- _Short problem_: Report how many lines of the listing below include the word "true". Give nothing but the number.

Extracted data entries
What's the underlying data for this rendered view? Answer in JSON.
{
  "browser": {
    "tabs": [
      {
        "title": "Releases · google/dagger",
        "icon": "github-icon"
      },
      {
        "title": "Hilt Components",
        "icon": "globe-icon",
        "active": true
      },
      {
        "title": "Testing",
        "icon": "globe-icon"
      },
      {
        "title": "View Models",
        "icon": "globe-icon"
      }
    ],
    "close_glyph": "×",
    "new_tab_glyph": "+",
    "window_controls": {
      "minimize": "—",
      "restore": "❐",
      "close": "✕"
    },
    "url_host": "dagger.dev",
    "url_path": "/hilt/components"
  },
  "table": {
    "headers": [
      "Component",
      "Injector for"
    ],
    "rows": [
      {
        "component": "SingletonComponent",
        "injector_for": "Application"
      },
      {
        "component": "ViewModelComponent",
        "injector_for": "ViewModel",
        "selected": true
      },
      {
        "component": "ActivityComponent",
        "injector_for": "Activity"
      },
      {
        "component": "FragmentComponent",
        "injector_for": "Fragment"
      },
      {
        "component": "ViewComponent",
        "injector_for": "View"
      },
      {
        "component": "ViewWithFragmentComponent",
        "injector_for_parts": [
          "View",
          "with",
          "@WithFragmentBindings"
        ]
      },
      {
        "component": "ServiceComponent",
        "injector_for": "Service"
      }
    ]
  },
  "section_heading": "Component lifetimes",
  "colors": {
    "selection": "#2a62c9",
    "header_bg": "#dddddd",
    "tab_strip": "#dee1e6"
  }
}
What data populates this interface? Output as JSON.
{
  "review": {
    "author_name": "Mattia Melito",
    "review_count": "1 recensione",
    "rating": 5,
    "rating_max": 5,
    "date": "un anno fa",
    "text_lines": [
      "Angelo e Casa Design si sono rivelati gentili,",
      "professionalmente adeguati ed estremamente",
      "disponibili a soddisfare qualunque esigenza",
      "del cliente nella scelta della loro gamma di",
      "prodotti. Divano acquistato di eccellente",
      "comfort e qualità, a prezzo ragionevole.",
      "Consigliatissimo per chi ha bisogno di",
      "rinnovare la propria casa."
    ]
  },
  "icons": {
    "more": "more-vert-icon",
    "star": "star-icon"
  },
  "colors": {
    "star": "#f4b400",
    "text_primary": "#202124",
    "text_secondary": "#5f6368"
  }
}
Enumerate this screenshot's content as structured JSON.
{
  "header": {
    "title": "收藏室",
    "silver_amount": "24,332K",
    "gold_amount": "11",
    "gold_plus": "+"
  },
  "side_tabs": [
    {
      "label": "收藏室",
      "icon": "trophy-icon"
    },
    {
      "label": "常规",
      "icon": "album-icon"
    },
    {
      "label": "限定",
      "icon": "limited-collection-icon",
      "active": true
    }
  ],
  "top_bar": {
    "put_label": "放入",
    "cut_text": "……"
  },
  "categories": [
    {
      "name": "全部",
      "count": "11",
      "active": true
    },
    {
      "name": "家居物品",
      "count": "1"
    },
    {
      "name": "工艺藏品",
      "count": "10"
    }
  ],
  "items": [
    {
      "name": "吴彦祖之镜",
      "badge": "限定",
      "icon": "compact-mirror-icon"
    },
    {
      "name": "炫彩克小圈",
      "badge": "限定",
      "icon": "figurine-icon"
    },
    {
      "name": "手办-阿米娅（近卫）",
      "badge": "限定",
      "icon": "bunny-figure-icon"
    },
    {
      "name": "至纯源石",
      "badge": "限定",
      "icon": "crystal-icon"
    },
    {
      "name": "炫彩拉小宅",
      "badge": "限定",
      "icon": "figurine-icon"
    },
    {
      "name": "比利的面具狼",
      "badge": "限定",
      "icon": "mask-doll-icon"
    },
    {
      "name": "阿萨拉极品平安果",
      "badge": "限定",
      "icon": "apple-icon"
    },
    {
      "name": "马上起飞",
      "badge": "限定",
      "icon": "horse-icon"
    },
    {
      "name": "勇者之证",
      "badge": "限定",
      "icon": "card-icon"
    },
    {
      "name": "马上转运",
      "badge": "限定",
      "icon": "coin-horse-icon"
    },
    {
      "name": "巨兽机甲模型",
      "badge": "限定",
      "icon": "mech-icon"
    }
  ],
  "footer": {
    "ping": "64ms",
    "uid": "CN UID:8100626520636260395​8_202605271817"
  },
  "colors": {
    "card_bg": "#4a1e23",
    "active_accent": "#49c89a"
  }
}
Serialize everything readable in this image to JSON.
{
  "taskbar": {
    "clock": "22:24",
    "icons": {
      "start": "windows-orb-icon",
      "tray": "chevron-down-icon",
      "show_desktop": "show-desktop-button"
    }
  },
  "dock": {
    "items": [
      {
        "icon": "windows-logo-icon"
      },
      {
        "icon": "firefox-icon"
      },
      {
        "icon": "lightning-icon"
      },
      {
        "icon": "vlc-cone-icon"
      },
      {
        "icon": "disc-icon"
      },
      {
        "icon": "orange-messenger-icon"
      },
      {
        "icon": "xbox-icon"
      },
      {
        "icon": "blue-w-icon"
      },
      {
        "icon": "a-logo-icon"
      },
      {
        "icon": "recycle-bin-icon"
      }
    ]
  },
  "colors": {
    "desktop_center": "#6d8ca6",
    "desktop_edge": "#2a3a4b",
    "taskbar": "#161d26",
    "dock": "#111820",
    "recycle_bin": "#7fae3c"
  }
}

- _Solution for this problem_: 4